Collected data entries
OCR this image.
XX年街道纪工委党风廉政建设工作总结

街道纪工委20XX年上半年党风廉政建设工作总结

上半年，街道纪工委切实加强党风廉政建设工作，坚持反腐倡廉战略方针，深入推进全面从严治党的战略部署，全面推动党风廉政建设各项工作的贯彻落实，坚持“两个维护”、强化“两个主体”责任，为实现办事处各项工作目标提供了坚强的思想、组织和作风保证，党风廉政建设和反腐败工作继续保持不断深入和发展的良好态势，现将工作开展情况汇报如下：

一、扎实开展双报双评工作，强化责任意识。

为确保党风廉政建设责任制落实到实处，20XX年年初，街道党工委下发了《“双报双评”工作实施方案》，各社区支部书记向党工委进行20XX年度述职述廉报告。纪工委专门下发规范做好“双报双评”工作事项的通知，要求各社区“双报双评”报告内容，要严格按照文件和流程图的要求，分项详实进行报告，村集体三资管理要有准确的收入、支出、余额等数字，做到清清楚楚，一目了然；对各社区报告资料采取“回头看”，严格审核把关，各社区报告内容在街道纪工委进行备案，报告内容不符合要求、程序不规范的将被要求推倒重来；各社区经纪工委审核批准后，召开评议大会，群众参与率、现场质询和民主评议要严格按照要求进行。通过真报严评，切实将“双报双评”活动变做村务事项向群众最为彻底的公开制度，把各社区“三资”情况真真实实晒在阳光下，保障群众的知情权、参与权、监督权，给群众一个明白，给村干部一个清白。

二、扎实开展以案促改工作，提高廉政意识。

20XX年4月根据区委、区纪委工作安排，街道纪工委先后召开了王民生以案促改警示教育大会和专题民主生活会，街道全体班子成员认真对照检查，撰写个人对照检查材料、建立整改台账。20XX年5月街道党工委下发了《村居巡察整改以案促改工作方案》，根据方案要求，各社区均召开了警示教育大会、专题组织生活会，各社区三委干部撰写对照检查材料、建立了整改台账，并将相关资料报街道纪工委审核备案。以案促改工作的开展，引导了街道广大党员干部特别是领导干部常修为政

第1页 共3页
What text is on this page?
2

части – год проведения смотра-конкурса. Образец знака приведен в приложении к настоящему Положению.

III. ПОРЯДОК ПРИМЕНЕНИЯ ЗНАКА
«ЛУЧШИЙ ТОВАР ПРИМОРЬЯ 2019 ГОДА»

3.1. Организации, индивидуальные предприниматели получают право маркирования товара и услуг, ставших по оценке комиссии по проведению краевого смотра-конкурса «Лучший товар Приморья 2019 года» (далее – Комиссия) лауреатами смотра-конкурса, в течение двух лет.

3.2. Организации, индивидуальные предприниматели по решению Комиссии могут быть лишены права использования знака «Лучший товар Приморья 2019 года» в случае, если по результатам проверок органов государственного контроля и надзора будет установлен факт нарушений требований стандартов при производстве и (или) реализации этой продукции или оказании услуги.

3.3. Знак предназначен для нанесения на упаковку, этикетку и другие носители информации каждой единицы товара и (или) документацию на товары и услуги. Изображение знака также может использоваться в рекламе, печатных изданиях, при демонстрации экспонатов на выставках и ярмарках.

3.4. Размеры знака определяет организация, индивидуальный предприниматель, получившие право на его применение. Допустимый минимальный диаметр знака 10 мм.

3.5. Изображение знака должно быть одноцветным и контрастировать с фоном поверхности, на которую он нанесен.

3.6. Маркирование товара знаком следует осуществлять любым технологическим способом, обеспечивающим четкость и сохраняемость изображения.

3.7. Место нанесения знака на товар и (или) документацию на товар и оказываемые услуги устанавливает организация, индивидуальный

> SET EXERCISE
Take each line of the material that contains the word "быть" and list it.

> WRITTEN SOLUTION
3.2. Организации, индивидуальные предприниматели по решению Комиссии могут быть лишены права использования знака «Лучший товар Приморья 2019 года» в случае, если по результатам проверок органов государственного контроля и надзора будет установлен факт нарушений требований стандартов при производстве и (или) реализации этой продукции или оказании услуги.
3.5. Изображение знака должно быть одноцветным и контрастировать с фоном поверхности, на которую он нанесен.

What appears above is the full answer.